SUPPLIED TEXT:

Do we want to whisper?

00:19:14

So I’m not knocking the oral tradition.

00:19:16

But I must say that the oral tradition being limited mainly to emotions does not basically encourage thinking for yourself.

00:19:24

You’d be in a lot of trouble in the average tribe if you tried, you know.

00:19:28

Memory, the old person, the tribal sage was the one that saw the floods and the invasions

00:19:35

and the plagues and the comings and goings of the generations and would pass on the word.

00:19:39

And young kids, of course, were not supposed to get involved in that.

00:19:43

And young kids, of course, are not supposed to get involved in that.

00:19:52

Now, the next level of thinking and thought technology that, as individuals and as species, we have learned to master, is, of course, hand stuff, hand-operated computers, the papyrus and the illuminated manuscripts.

00:20:00

Now, as soon as the Babylonians and the Phoenicians started making little notations on clay tiles, that changed society.

DATASET ENTRIES:
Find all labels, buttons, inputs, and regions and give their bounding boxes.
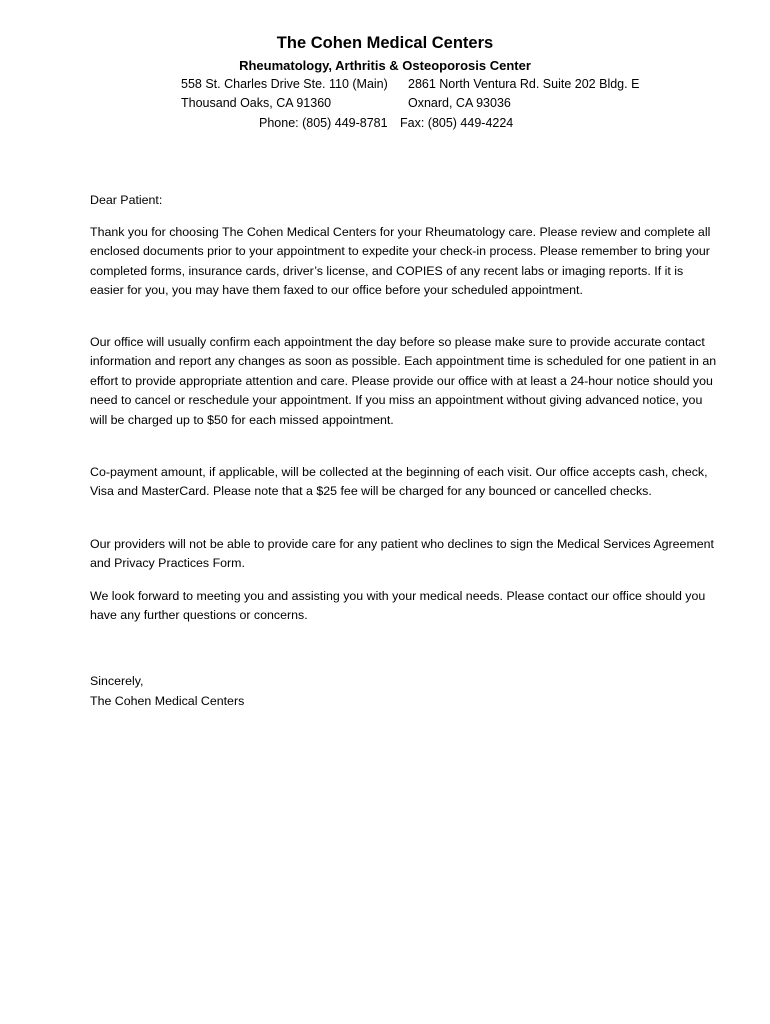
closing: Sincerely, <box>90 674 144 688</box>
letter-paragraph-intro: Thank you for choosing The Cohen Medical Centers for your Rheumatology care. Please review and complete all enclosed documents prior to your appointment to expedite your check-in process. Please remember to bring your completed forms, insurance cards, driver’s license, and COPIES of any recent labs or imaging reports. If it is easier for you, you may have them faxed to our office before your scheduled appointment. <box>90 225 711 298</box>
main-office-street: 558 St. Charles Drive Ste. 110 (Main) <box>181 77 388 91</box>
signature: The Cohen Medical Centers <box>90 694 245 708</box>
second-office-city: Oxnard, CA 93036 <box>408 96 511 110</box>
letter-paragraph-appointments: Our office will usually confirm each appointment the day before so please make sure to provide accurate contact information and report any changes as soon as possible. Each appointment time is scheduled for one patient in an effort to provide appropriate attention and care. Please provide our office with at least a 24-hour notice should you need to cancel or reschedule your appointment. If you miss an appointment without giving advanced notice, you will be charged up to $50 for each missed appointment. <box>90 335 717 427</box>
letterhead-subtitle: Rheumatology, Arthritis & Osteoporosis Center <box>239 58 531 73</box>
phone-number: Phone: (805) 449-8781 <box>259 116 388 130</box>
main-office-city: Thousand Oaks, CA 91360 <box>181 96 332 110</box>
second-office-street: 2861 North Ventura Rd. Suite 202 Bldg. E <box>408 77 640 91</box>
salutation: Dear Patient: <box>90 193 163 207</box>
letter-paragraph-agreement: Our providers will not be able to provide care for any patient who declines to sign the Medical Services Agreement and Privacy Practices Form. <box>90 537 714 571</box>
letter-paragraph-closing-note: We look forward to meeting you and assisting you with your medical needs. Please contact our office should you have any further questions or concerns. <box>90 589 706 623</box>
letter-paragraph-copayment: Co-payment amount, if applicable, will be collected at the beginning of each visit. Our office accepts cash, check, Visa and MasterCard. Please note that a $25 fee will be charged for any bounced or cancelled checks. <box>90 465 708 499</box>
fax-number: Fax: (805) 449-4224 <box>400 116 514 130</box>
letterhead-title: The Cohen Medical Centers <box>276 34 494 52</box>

...

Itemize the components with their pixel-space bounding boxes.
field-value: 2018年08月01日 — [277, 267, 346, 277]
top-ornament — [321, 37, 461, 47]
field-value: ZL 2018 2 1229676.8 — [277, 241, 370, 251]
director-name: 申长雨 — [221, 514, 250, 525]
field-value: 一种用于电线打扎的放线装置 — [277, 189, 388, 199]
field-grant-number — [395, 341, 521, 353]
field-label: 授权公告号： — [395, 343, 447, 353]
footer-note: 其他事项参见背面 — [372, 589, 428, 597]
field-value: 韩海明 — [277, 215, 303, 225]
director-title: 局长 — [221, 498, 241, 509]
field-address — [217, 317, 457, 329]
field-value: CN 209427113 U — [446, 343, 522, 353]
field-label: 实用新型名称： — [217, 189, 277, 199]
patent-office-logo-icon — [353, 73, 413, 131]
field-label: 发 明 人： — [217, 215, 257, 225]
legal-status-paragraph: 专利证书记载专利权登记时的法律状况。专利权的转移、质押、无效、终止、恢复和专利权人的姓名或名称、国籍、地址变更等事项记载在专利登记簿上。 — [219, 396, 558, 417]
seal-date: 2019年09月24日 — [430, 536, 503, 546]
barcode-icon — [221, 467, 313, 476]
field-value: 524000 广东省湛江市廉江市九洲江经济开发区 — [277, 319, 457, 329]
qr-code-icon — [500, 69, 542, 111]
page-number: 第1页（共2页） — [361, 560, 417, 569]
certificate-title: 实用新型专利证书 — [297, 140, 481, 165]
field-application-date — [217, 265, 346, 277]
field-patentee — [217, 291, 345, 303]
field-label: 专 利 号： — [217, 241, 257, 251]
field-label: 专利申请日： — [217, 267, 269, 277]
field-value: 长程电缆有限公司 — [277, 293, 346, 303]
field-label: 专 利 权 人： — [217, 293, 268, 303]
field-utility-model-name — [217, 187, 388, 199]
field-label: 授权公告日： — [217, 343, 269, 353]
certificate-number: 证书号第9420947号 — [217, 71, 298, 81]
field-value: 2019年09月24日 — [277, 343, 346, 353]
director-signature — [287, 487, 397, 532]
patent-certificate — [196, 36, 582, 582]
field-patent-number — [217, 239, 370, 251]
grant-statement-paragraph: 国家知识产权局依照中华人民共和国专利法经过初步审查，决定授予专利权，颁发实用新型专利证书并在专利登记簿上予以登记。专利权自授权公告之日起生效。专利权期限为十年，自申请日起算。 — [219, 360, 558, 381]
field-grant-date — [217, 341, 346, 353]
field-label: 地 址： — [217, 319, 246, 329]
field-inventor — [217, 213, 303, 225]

==

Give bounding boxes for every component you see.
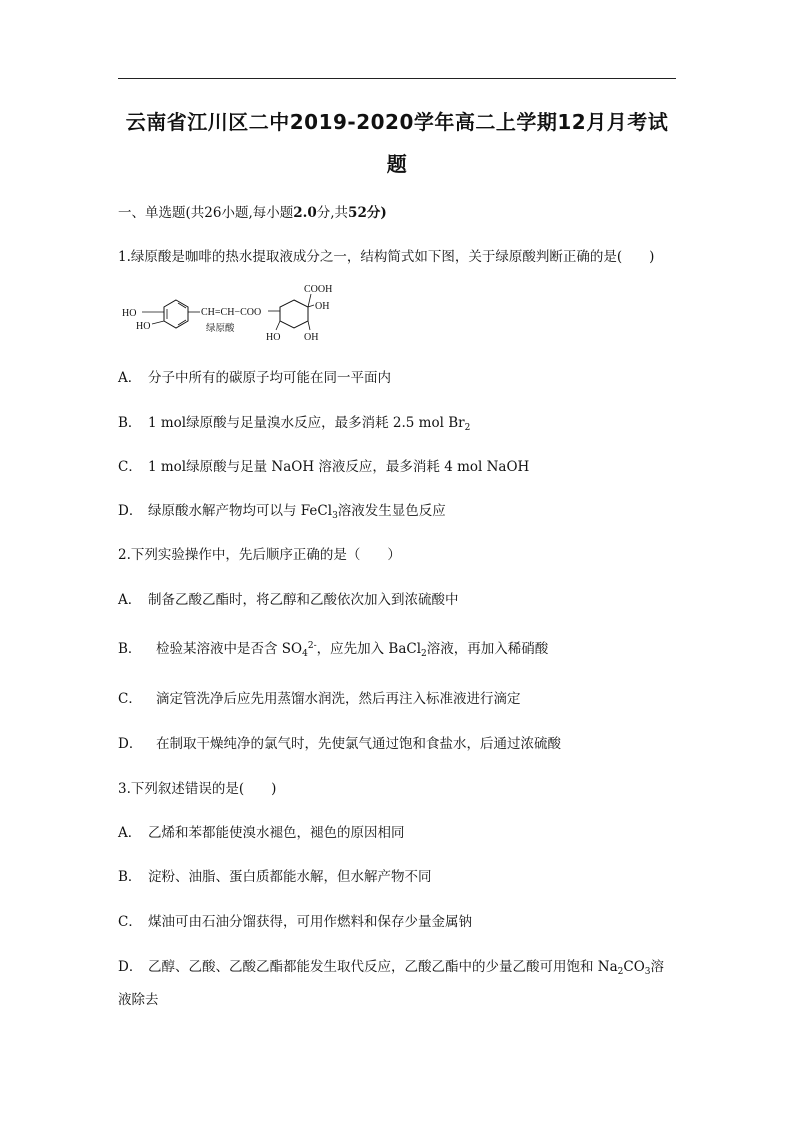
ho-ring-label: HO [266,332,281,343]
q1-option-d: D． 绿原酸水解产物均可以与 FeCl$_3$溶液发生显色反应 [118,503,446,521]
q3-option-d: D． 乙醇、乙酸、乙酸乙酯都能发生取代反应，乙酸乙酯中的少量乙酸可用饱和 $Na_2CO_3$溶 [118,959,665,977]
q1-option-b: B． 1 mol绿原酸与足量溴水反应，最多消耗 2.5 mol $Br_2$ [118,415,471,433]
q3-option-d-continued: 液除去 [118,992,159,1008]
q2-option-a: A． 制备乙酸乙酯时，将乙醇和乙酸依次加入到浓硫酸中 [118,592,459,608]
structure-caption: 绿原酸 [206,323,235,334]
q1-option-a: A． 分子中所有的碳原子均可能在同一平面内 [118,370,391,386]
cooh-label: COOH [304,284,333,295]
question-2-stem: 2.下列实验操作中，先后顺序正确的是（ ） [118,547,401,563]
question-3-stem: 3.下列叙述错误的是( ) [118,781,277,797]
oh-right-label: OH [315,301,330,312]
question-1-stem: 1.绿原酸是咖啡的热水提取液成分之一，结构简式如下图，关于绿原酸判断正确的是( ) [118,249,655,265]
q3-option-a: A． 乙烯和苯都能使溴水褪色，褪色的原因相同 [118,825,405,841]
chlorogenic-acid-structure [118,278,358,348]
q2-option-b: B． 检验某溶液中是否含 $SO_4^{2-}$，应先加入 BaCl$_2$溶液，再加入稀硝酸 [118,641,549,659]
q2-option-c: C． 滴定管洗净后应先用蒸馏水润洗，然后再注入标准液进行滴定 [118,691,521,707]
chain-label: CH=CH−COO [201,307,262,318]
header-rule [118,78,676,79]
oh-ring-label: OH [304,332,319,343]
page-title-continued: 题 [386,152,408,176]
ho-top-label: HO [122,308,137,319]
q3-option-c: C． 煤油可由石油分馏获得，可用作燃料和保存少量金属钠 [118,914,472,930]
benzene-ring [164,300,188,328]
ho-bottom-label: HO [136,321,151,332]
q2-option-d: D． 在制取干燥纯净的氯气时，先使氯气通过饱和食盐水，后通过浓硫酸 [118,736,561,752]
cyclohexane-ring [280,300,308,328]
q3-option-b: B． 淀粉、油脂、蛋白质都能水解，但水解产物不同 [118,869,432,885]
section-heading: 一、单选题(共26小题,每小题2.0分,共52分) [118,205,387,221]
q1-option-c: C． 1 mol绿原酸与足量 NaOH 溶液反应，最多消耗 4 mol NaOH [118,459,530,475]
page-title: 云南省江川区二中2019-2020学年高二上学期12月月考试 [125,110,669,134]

TASK SET:
- A) In the transcript on the oral tradition, what did the Babylonians and the Phoenicians start making on clay tiles?
- B) Please continue the transcript on the oral tradition, starting after its final sentence.
The entries aren't needed for what follows.

WRITTEN RESPONSES:
- A) Little notations.

- B)
00:20:10

It changed philosophy.

00:20:12

It changed our definitions of human nature.

00:20:14

And that tends to be true.

00:20:16

Anytime you introduce a new technology of thought processing or thought communication, you change everything else.

00:20:23

Now, what this sort of stuff made possible was, of course, the feudal state, the kingdom,

00:20:30

because the king could tell the scribes and the scribes would send the messages out.

00:20:34

Before, the old tribal guy could only shout across the valley,

00:20:38

but now from Babylon and from Damascus and from Egypt and from Rome.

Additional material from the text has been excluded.